_AIM_. Verbatim output of all the material below is required.
** Start of SOURCE DATA **
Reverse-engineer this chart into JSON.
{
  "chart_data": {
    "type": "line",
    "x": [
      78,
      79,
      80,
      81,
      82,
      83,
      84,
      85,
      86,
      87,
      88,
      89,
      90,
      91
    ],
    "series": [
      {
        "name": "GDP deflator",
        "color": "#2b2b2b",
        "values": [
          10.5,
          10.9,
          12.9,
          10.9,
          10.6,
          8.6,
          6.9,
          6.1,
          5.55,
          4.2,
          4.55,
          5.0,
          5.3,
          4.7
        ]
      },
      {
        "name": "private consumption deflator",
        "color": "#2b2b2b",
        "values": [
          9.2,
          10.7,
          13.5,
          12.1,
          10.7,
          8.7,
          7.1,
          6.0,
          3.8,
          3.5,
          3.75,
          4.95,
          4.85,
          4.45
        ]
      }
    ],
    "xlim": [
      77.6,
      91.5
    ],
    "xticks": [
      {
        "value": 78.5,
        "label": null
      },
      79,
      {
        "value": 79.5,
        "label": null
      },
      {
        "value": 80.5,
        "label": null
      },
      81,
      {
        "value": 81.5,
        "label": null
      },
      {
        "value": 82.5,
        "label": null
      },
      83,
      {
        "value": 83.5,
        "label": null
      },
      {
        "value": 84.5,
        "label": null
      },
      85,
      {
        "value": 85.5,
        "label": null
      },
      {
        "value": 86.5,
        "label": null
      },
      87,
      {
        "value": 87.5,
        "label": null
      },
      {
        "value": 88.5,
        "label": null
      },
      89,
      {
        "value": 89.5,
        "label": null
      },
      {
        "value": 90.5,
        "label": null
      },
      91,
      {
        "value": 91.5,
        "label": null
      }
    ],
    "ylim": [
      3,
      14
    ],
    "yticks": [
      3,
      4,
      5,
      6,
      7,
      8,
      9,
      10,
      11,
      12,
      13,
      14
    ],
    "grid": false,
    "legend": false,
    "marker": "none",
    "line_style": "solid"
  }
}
** End of SOURCE DATA **
_SOLUTION BELOW_.
Reverse-engineer this chart into JSON.
{
  "chart_data": {
    "type": "line",
    "x": [
      78,
      79,
      80,
      81,
      82,
      83,
      84,
      85,
      86,
      87,
      88,
      89,
      90,
      91
    ],
    "series": [
      {
        "name": "GDP deflator",
        "color": "#2b2b2b",
        "values": [
          10.5,
          10.9,
          12.9,
          10.9,
          10.6,
          8.6,
          6.9,
          6.1,
          5.55,
          4.2,
          4.55,
          5.0,
          5.3,
          4.7
        ]
      },
      {
        "name": "private consumption deflator",
        "color": "#2b2b2b",
        "values": [
          9.2,
          10.7,
          13.5,
          12.1,
          10.7,
          8.7,
          7.1,
          6.0,
          3.8,
          3.5,
          3.75,
          4.95,
          4.85,
          4.45
        ]
      }
    ],
    "xlim": [
      77.6,
      91.5
    ],
    "xticks": [
      {
        "value": 78.5,
        "label": null
      },
      79,
      {
        "value": 79.5,
        "label": null
      },
      {
        "value": 80.5,
        "label": null
      },
      81,
      {
        "value": 81.5,
        "label": null
      },
      {
        "value": 82.5,
        "label": null
      },
      83,
      {
        "value": 83.5,
        "label": null
      },
      {
        "value": 84.5,
        "label": null
      },
      85,
      {
        "value": 85.5,
        "label": null
      },
      {
        "value": 86.5,
        "label": null
      },
      87,
      {
        "value": 87.5,
        "label": null
      },
      {
        "value": 88.5,
        "label": null
      },
      89,
      {
        "value": 89.5,
        "label": null
      },
      {
        "value": 90.5,
        "label": null
      },
      91,
      {
        "value": 91.5,
        "label": null
      }
    ],
    "ylim": [
      3,
      14
    ],
    "yticks": [
      3,
      4,
      5,
      6,
      7,
      8,
      9,
      10,
      11,
      12,
      13,
      14
    ],
    "grid": false,
    "legend": false,
    "marker": "none",
    "line_style": "solid"
  }
}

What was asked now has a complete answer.